### Working data

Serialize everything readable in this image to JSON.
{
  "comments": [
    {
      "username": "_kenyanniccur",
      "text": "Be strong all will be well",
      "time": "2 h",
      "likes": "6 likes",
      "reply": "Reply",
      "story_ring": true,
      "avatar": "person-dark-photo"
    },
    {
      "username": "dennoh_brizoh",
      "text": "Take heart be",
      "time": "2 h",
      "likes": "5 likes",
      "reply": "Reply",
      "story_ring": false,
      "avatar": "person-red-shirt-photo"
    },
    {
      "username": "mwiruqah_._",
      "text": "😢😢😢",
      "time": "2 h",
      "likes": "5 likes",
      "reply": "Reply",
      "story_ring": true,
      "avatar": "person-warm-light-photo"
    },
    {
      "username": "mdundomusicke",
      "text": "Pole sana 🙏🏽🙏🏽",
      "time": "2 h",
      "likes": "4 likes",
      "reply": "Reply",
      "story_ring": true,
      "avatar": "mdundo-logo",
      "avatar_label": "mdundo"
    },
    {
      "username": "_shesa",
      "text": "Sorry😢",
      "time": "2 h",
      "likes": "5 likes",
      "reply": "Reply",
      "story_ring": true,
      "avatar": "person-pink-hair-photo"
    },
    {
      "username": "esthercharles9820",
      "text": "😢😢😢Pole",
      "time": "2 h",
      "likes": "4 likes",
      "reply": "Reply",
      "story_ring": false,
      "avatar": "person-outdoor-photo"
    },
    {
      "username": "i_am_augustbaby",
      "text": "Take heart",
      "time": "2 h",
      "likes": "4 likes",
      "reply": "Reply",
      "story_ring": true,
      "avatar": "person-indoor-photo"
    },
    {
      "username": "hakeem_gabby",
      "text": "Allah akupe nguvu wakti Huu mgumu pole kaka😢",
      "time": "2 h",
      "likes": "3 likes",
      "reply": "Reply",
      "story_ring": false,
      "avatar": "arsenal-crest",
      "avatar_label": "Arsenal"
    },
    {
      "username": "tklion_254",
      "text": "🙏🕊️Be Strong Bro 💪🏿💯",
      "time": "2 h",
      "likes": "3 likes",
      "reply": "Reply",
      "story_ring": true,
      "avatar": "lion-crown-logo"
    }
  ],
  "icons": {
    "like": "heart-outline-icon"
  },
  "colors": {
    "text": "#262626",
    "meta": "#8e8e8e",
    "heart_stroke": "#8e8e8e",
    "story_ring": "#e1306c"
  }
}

######

Exercise brief:
Transcribe the entire listing above precisely.

Output of the task:
Serialize everything readable in this image to JSON.
{
  "comments": [
    {
      "username": "_kenyanniccur",
      "text": "Be strong all will be well",
      "time": "2 h",
      "likes": "6 likes",
      "reply": "Reply",
      "story_ring": true,
      "avatar": "person-dark-photo"
    },
    {
      "username": "dennoh_brizoh",
      "text": "Take heart be",
      "time": "2 h",
      "likes": "5 likes",
      "reply": "Reply",
      "story_ring": false,
      "avatar": "person-red-shirt-photo"
    },
    {
      "username": "mwiruqah_._",
      "text": "😢😢😢",
      "time": "2 h",
      "likes": "5 likes",
      "reply": "Reply",
      "story_ring": true,
      "avatar": "person-warm-light-photo"
    },
    {
      "username": "mdundomusicke",
      "text": "Pole sana 🙏🏽🙏🏽",
      "time": "2 h",
      "likes": "4 likes",
      "reply": "Reply",
      "story_ring": true,
      "avatar": "mdundo-logo",
      "avatar_label": "mdundo"
    },
    {
      "username": "_shesa",
      "text": "Sorry😢",
      "time": "2 h",
      "likes": "5 likes",
      "reply": "Reply",
      "story_ring": true,
      "avatar": "person-pink-hair-photo"
    },
    {
      "username": "esthercharles9820",
      "text": "😢😢😢Pole",
      "time": "2 h",
      "likes": "4 likes",
      "reply": "Reply",
      "story_ring": false,
      "avatar": "person-outdoor-photo"
    },
    {
      "username": "i_am_augustbaby",
      "text": "Take heart",
      "time": "2 h",
      "likes": "4 likes",
      "reply": "Reply",
      "story_ring": true,
      "avatar": "person-indoor-photo"
    },
    {
      "username": "hakeem_gabby",
      "text": "Allah akupe nguvu wakti Huu mgumu pole kaka😢",
      "time": "2 h",
      "likes": "3 likes",
      "reply": "Reply",
      "story_ring": false,
      "avatar": "arsenal-crest",
      "avatar_label": "Arsenal"
    },
    {
      "username": "tklion_254",
      "text": "🙏🕊️Be Strong Bro 💪🏿💯",
      "time": "2 h",
      "likes": "3 likes",
      "reply": "Reply",
      "story_ring": true,
      "avatar": "lion-crown-logo"
    }
  ],
  "icons": {
    "like": "heart-outline-icon"
  },
  "colors": {
    "text": "#262626",
    "meta": "#8e8e8e",
    "heart_stroke": "#8e8e8e",
    "story_ring": "#e1306c"
  }
}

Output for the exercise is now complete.